- Origin: Los Angeles, California, United States
- Genres: Pop, dance, classical, edm
- Years active: 2016–present
- Label: Viscount Music
- Website: http://ghhat.com/

= G. H. Hat =

American multi-genre producer, remixer, composer and performer

G.H. Hat is an American multi-genre producer, remixer, composer and performer. G.H. Hat has released songs in the classical, EDM, pop, and dance genres. Two of his EDM/Pop releases have charted on Billboard magazine's Dance Club Songs: "I Got a Problem (I Wonder...) feat. Mickey Shiloh" and “Sukiyaki (feat. Alina Renae)". And his classical crossover release, "Piano Jams 2", Charted on Billboard magazine's Classical Crossover Albums chart.

Written problem 1 -> In the G. H. Hat profile, which record label is listed?
Written problem 2 -> Retype the part of the G. H. Hat profile from "G.H. Hat is" up to and including "Crossover Albums chart.".

Given entries ->
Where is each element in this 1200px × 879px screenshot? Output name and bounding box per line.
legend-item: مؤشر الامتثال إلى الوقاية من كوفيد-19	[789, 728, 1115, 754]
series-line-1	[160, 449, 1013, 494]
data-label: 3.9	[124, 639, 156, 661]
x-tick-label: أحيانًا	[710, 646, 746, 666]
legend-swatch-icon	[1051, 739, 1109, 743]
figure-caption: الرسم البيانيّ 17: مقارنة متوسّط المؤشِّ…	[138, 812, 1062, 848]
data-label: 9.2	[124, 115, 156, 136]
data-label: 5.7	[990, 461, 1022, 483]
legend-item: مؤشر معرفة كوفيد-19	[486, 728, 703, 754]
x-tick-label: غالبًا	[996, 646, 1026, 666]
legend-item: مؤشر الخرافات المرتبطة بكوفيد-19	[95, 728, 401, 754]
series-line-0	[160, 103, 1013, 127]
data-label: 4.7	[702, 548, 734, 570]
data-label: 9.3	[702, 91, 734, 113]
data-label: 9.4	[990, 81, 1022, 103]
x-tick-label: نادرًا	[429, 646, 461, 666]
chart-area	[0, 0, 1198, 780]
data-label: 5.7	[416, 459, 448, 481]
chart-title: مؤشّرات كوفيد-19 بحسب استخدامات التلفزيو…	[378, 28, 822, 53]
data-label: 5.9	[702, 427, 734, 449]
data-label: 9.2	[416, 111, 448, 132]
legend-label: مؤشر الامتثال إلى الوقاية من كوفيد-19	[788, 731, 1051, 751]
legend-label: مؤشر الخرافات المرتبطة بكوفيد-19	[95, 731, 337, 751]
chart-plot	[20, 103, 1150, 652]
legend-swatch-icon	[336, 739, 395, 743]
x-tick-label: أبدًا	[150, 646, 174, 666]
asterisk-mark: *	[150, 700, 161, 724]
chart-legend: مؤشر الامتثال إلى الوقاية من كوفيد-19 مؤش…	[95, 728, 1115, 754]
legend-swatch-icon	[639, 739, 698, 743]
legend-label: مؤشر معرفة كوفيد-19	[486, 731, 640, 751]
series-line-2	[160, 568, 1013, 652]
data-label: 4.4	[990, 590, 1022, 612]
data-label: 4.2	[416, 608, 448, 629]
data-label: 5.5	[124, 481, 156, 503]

Task response 1 -> Viscount Music

Task response 2 ->
G.H. Hat is an American multi-genre producer, remixer, composer and performer. G.H. Hat has released songs in the classical, EDM, pop, and dance genres. Two of his EDM/Pop releases have charted on Billboard magazine's Dance Club Songs: "I Got a Problem (I Wonder...) feat. Mickey Shiloh" and “Sukiyaki (feat. Alina Renae)". And his classical crossover release, "Piano Jams 2", Charted on Billboard magazine's Classical Crossover Albums chart.